Where a line of the material contains the string "figure", copy that line.

▼▼▼

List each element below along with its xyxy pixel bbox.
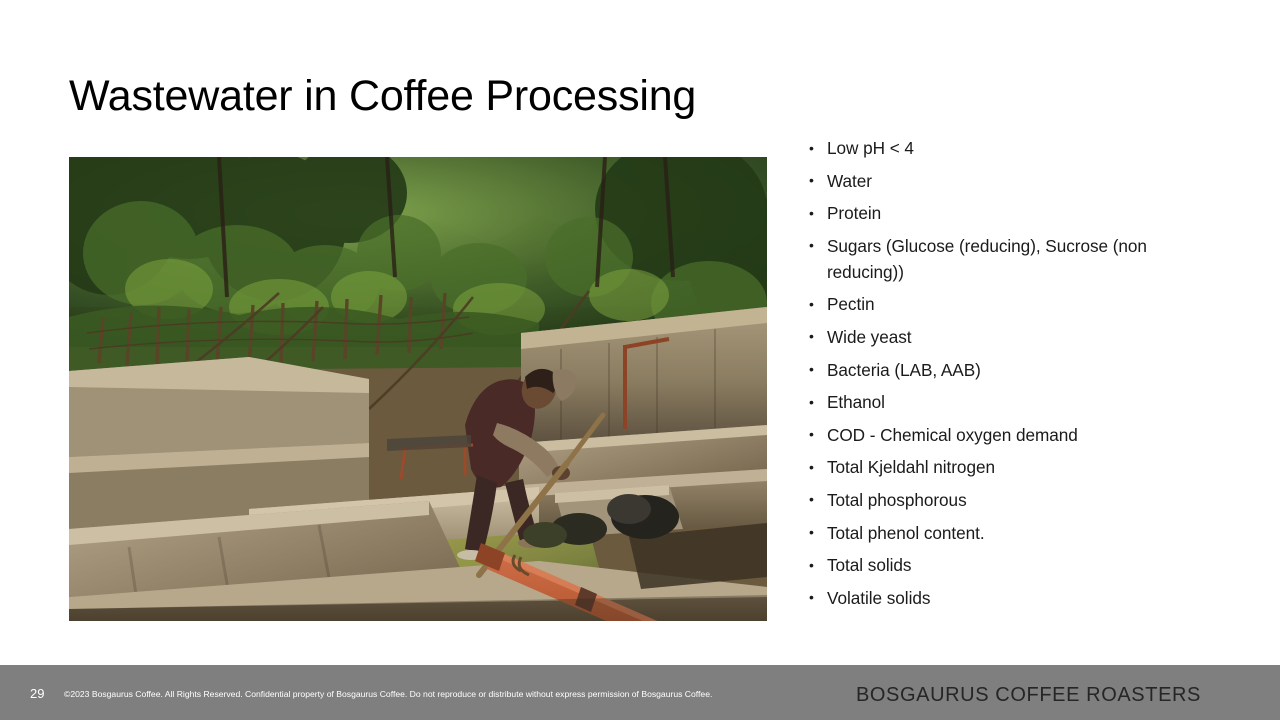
list-item: Total solids [806,552,1226,578]
list-item: Sugars (Glucose (reducing), Sucrose (non… [806,233,1226,285]
content-bullet-list: Low pH < 4 Water Protein Sugars (Glucose… [806,135,1226,617]
list-item: Ethanol [806,389,1226,415]
list-item: Low pH < 4 [806,135,1226,161]
slide-photo [69,157,767,621]
brand-wordmark: BOSGAURUS COFFEE ROASTERS [856,682,1201,708]
presentation-slide: Wastewater in Coffee Processing [0,0,1280,720]
list-item: Total phosphorous [806,487,1226,513]
coffee-washing-station-illustration [69,157,767,621]
list-item: Volatile solids [806,585,1226,611]
page-number: 29 [30,686,44,702]
list-item: Water [806,168,1226,194]
list-item: Protein [806,200,1226,226]
list-item: COD - Chemical oxygen demand [806,422,1226,448]
list-item: Bacteria (LAB, AAB) [806,357,1226,383]
page-title: Wastewater in Coffee Processing [69,70,969,122]
copyright-notice: ©2023 Bosgaurus Coffee. All Rights Reser… [64,688,712,700]
list-item: Pectin [806,291,1226,317]
list-item: Total phenol content. [806,520,1226,546]
list-item: Total Kjeldahl nitrogen [806,454,1226,480]
list-item: Wide yeast [806,324,1226,350]
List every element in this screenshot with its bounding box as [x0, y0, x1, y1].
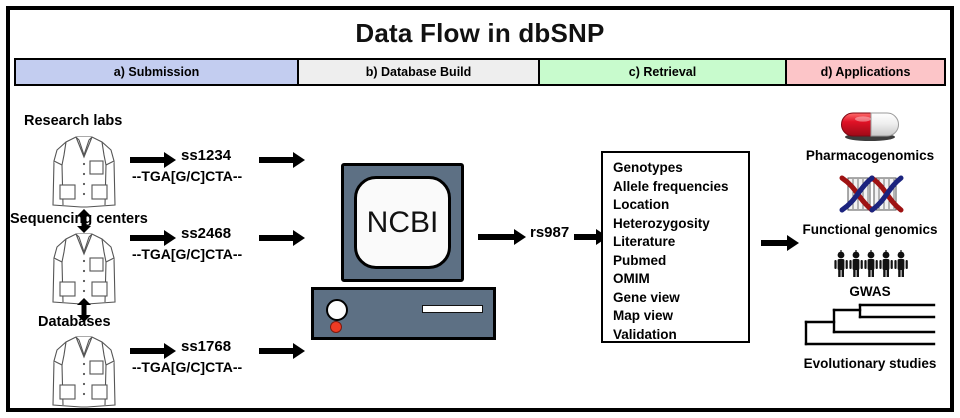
lab-coat-icon [50, 331, 118, 414]
application-label: Functional genomics [790, 222, 950, 237]
submission-flank-3: --TGA[G/C]CTA-- [132, 359, 242, 375]
phase-segment-retrieval: c) Retrieval [540, 60, 787, 84]
application-label: GWAS [790, 284, 950, 299]
submission-flank-2: --TGA[G/C]CTA-- [132, 246, 242, 262]
retrieval-item[interactable]: OMIM [613, 270, 748, 289]
submission-ss-id-1: ss1234 [181, 147, 231, 164]
retrieval-item[interactable]: Allele frequencies [613, 178, 748, 197]
status-led-icon [330, 321, 342, 333]
application-functional-genomics: Functional genomics [790, 172, 950, 237]
source-label-sequencing-centers: Sequencing centers [10, 211, 148, 227]
rs-id-label: rs987 [530, 224, 569, 241]
application-label: Evolutionary studies [786, 356, 954, 371]
retrieval-item[interactable]: Location [613, 196, 748, 215]
phase-label-applications: d) Applications [821, 65, 911, 79]
phase-label-database-build: b) Database Build [366, 65, 472, 79]
pill-capsule-icon [790, 108, 950, 147]
source-label-databases: Databases [38, 314, 111, 330]
phase-label-submission: a) Submission [114, 65, 199, 79]
retrieval-list-box: Genotypes Allele frequencies Location He… [601, 151, 750, 343]
submission-ss-id-3: ss1768 [181, 338, 231, 355]
population-people-icon [790, 250, 950, 283]
retrieval-item[interactable]: Genotypes [613, 159, 748, 178]
retrieval-item[interactable]: Literature [613, 233, 748, 252]
computer-tower [311, 287, 496, 340]
figure-title: Data Flow in dbSNP [0, 18, 960, 49]
phase-segment-database-build: b) Database Build [299, 60, 540, 84]
retrieval-item[interactable]: Heterozygosity [613, 215, 748, 234]
retrieval-item[interactable]: Pubmed [613, 252, 748, 271]
phase-label-retrieval: c) Retrieval [629, 65, 696, 79]
power-knob-icon [326, 299, 348, 321]
phase-bar: a) Submission b) Database Build c) Retri… [14, 58, 946, 86]
figure-canvas: Data Flow in dbSNP a) Submission b) Data… [0, 0, 960, 418]
drive-slot [422, 305, 483, 313]
retrieval-item[interactable]: Gene view [613, 289, 748, 308]
dna-helix-icon [790, 172, 950, 221]
retrieval-item[interactable]: Map view [613, 307, 748, 326]
application-evolutionary-studies: Evolutionary studies [786, 302, 954, 371]
submission-flank-1: --TGA[G/C]CTA-- [132, 168, 242, 184]
phase-segment-submission: a) Submission [16, 60, 299, 84]
submission-ss-id-2: ss2468 [181, 225, 231, 242]
ncbi-label: NCBI [367, 206, 439, 240]
lab-coat-icon [50, 131, 118, 214]
application-gwas: GWAS [790, 250, 950, 299]
monitor-screen: NCBI [354, 176, 451, 269]
retrieval-item[interactable]: Validation [613, 326, 748, 345]
phylogenetic-tree-icon [786, 302, 954, 355]
computer-monitor: NCBI [341, 163, 464, 282]
source-label-research-labs: Research labs [24, 113, 122, 129]
phase-segment-applications: d) Applications [787, 60, 944, 84]
application-label: Pharmacogenomics [790, 148, 950, 163]
application-pharmacogenomics: Pharmacogenomics [790, 108, 950, 163]
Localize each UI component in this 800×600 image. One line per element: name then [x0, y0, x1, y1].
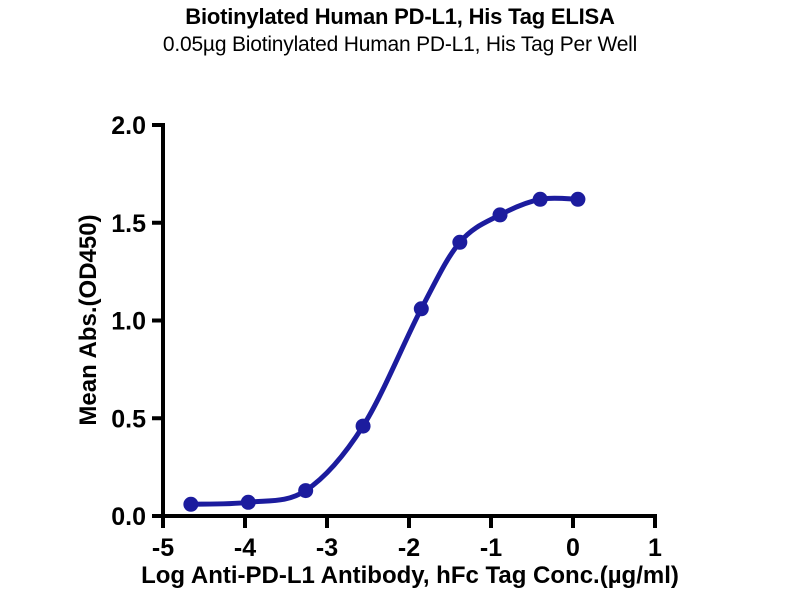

▲▲▲

Written answer:
figure-title: Data Flow in dbSNP [0, 18, 960, 49]
figure-canvas: Data Flow in dbSNP a) Submission b) Data… [0, 0, 960, 418]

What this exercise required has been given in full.